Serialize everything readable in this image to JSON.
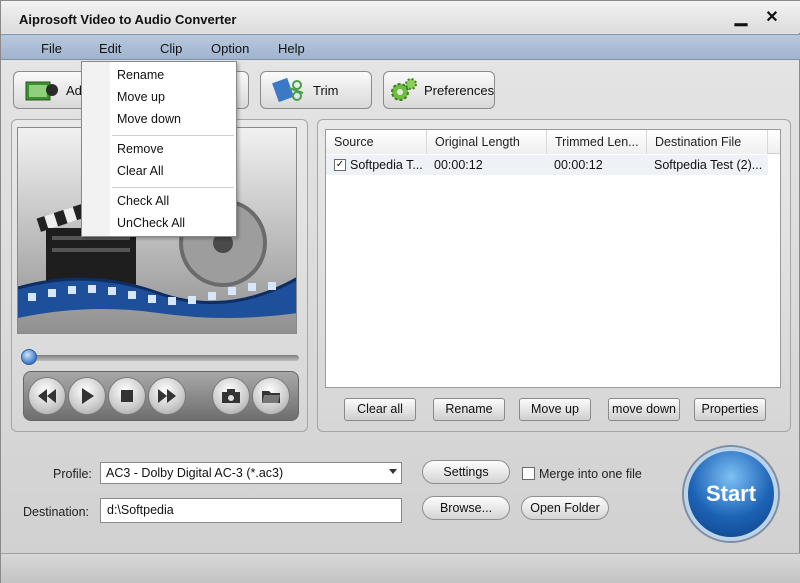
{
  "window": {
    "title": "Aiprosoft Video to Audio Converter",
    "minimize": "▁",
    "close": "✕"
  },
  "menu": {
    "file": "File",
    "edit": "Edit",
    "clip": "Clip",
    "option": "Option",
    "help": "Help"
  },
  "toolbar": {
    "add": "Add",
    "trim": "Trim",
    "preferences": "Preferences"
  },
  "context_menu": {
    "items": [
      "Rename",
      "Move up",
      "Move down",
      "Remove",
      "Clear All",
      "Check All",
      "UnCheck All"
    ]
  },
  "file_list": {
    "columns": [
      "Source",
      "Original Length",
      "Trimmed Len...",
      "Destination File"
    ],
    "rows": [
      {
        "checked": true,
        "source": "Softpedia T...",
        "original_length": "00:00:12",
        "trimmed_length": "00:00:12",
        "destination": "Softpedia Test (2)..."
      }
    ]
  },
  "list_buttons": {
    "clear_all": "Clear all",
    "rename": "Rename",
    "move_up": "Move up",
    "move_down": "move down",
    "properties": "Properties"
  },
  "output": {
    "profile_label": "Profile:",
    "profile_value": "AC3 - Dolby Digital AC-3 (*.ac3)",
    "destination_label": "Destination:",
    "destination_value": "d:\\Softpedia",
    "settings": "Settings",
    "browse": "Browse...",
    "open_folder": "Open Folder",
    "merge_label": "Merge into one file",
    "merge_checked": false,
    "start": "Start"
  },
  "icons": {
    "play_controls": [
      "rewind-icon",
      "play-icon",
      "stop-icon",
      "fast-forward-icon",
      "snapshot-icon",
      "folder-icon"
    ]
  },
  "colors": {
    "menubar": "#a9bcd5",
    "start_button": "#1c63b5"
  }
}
• • • • •
◆ Required work: Quote each line of the listing exactly, but leave the pictures out.

◆ Written solution:
Serialize everything readable in this image to JSON.
{
  "window": {
    "title": "Aiprosoft Video to Audio Converter",
    "minimize": "▁",
    "close": "✕"
  },
  "menu": {
    "file": "File",
    "edit": "Edit",
    "clip": "Clip",
    "option": "Option",
    "help": "Help"
  },
  "toolbar": {
    "add": "Add",
    "trim": "Trim",
    "preferences": "Preferences"
  },
  "context_menu": {
    "items": [
      "Rename",
      "Move up",
      "Move down",
      "Remove",
      "Clear All",
      "Check All",
      "UnCheck All"
    ]
  },
  "file_list": {
    "columns": [
      "Source",
      "Original Length",
      "Trimmed Len...",
      "Destination File"
    ],
    "rows": [
      {
        "checked": true,
        "source": "Softpedia T...",
        "original_length": "00:00:12",
        "trimmed_length": "00:00:12",
        "destination": "Softpedia Test (2)..."
      }
    ]
  },
  "list_buttons": {
    "clear_all": "Clear all",
    "rename": "Rename",
    "move_up": "Move up",
    "move_down": "move down",
    "properties": "Properties"
  },
  "output": {
    "profile_label": "Profile:",
    "profile_value": "AC3 - Dolby Digital AC-3 (*.ac3)",
    "destination_label": "Destination:",
    "destination_value": "d:\\Softpedia",
    "settings": "Settings",
    "browse": "Browse...",
    "open_folder": "Open Folder",
    "merge_label": "Merge into one file",
    "merge_checked": false,
    "start": "Start"
  },
  "icons": {
    "play_controls": [
      "rewind-icon",
      "play-icon",
      "stop-icon",
      "fast-forward-icon",
      "snapshot-icon",
      "folder-icon"
    ]
  },
  "colors": {
    "menubar": "#a9bcd5",
    "start_button": "#1c63b5"
  }
}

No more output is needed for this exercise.